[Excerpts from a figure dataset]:
-- -- --
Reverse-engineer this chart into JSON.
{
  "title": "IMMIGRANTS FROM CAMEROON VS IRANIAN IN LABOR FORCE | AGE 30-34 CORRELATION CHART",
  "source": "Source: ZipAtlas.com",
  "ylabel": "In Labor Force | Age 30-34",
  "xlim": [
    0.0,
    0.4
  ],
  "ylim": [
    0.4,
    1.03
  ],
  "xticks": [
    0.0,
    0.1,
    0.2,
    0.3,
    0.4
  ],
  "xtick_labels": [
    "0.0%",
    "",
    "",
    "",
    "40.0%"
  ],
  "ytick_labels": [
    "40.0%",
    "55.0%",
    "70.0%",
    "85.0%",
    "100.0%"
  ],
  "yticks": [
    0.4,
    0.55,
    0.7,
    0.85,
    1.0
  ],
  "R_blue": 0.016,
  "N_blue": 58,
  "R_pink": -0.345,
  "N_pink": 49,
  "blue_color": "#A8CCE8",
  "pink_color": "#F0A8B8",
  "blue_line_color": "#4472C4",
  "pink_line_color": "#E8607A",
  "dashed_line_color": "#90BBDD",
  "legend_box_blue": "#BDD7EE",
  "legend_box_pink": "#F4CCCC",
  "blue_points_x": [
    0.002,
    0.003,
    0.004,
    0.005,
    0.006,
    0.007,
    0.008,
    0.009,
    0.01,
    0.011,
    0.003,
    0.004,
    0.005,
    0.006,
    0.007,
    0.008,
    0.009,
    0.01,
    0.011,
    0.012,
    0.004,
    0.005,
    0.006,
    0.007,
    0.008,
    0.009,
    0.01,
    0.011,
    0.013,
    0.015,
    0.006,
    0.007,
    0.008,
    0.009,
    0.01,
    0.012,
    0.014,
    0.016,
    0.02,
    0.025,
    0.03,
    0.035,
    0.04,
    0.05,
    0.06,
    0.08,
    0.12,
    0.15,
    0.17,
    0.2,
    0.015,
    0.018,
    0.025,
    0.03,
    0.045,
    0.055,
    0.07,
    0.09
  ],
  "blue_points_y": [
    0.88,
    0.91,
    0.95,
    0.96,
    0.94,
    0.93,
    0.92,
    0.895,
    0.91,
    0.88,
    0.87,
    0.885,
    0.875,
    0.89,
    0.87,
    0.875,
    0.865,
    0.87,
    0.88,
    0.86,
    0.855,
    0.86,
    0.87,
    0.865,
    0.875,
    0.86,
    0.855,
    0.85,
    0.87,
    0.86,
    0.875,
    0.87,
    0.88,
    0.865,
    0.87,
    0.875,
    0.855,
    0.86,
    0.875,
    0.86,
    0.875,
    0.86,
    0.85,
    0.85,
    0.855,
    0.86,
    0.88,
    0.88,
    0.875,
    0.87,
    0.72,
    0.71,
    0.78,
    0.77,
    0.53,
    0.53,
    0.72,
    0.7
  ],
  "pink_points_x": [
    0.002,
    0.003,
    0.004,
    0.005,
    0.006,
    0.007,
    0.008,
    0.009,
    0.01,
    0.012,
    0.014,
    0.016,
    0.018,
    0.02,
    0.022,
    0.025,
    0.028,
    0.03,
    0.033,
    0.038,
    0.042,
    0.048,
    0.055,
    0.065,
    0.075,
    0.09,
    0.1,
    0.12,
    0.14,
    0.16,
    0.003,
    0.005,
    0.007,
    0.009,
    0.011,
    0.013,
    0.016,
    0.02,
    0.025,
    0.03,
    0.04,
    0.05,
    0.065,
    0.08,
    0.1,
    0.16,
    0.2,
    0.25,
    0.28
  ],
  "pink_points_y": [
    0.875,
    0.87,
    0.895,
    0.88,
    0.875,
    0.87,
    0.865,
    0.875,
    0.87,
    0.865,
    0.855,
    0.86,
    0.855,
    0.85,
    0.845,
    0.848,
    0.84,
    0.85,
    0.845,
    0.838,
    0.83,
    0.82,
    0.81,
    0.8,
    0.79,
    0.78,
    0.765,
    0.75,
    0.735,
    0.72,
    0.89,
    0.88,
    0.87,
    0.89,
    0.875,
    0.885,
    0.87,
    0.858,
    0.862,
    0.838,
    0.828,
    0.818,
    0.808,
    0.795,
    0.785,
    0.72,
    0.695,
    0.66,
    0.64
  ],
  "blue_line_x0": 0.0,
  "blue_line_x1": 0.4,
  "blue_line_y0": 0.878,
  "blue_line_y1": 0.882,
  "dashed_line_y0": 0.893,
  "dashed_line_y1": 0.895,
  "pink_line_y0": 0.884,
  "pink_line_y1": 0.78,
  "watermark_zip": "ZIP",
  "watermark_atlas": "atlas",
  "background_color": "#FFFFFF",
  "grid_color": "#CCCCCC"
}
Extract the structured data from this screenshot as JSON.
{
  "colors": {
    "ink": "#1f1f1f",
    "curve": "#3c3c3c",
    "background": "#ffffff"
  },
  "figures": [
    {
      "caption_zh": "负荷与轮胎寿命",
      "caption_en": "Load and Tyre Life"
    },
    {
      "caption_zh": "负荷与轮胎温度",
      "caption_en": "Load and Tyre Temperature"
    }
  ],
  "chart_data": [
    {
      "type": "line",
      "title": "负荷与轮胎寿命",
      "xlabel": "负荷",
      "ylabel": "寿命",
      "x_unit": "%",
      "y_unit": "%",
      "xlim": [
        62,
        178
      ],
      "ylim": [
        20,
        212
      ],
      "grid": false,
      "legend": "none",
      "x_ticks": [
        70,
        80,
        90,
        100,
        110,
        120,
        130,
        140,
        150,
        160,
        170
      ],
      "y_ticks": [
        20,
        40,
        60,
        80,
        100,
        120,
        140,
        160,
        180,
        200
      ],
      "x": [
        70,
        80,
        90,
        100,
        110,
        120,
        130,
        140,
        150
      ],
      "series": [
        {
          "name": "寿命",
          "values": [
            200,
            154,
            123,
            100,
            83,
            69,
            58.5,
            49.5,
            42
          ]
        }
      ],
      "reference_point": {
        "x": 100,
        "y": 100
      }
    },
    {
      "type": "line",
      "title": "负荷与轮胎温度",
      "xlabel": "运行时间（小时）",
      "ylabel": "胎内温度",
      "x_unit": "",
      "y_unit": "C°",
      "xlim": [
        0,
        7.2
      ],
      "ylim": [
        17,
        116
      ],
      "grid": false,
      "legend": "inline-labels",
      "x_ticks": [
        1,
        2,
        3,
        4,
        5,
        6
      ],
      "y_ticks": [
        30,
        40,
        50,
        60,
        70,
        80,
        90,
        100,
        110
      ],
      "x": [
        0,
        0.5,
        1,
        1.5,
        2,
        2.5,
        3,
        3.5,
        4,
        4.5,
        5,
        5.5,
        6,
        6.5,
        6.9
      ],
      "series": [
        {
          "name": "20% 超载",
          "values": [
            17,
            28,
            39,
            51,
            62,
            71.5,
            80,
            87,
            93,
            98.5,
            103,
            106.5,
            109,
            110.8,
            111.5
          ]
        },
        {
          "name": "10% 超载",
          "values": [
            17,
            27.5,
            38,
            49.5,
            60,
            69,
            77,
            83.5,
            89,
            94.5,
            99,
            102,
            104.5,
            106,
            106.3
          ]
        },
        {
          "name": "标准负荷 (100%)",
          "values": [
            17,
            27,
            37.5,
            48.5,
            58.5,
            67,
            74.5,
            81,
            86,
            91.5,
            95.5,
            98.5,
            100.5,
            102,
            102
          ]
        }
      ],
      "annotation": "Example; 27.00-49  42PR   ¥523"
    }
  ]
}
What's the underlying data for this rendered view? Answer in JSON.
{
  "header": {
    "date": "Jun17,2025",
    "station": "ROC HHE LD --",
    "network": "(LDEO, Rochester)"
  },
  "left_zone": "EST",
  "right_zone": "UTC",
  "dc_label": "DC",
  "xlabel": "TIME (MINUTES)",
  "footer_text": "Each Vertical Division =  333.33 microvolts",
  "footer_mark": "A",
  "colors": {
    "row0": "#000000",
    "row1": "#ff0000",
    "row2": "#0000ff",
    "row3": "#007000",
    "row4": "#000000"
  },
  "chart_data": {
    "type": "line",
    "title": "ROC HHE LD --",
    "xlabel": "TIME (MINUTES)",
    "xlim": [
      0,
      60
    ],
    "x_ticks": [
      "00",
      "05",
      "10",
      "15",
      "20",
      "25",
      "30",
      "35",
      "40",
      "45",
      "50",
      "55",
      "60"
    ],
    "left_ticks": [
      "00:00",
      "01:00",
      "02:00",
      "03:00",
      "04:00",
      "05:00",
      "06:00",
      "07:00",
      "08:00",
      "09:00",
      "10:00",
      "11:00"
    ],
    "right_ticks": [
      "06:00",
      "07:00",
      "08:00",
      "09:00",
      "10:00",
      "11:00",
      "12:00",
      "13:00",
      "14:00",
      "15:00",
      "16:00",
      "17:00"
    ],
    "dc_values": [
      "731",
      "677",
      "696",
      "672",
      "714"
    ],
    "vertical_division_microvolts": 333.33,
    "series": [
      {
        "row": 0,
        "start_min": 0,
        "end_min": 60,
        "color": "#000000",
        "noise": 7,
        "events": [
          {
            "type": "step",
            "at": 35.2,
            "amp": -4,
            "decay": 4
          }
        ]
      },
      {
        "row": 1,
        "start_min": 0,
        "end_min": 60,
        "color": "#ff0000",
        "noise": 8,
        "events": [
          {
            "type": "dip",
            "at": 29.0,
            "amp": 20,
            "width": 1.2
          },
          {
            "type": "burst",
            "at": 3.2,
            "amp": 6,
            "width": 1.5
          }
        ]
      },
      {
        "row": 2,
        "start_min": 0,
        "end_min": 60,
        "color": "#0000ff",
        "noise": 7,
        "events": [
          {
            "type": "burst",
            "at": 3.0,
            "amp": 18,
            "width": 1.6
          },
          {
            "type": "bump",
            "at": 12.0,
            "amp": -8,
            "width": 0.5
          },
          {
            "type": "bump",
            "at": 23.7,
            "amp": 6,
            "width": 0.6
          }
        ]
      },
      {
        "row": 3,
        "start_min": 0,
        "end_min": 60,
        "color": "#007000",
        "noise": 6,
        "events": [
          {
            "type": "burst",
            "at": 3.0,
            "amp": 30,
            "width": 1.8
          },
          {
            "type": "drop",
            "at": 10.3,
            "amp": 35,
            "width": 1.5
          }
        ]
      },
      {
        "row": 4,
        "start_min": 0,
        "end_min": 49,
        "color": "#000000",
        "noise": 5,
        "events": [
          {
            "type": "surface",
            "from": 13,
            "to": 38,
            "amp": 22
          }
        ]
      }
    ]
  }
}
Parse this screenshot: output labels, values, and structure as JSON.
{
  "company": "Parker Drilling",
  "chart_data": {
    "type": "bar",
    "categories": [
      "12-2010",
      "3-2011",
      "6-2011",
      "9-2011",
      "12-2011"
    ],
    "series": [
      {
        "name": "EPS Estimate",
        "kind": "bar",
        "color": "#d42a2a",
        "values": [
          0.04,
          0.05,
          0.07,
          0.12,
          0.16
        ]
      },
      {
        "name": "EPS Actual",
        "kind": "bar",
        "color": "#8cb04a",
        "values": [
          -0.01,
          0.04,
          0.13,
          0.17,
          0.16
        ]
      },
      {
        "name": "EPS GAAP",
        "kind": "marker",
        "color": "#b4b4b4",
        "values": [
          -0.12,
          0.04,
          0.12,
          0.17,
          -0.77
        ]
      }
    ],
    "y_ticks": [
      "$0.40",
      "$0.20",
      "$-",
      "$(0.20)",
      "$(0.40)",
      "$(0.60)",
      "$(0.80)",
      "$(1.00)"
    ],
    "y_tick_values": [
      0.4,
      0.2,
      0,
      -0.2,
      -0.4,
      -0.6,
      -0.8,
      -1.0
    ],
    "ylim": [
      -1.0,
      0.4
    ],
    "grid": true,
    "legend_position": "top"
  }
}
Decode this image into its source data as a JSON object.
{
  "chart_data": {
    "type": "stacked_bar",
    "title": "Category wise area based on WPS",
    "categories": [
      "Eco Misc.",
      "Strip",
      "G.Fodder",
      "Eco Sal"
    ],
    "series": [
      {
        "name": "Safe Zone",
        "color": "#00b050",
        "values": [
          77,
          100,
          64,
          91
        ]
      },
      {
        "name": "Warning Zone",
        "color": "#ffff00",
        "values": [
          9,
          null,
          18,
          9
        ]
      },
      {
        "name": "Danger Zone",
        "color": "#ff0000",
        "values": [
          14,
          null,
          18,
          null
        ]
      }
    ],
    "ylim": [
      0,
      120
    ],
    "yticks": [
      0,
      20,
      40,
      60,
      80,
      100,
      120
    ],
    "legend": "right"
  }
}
-- -- --
[Task requirements]: Pull out every line from the one with "Decode this image" to the end of the listing, and output only those.

[The solution]:
Decode this image into its source data as a JSON object.
{
  "chart_data": {
    "type": "stacked_bar",
    "title": "Category wise area based on WPS",
    "categories": [
      "Eco Misc.",
      "Strip",
      "G.Fodder",
      "Eco Sal"
    ],
    "series": [
      {
        "name": "Safe Zone",
        "color": "#00b050",
        "values": [
          77,
          100,
          64,
          91
        ]
      },
      {
        "name": "Warning Zone",
        "color": "#ffff00",
        "values": [
          9,
          null,
          18,
          9
        ]
      },
      {
        "name": "Danger Zone",
        "color": "#ff0000",
        "values": [
          14,
          null,
          18,
          null
        ]
      }
    ],
    "ylim": [
      0,
      120
    ],
    "yticks": [
      0,
      20,
      40,
      60,
      80,
      100,
      120
    ],
    "legend": "right"
  }
}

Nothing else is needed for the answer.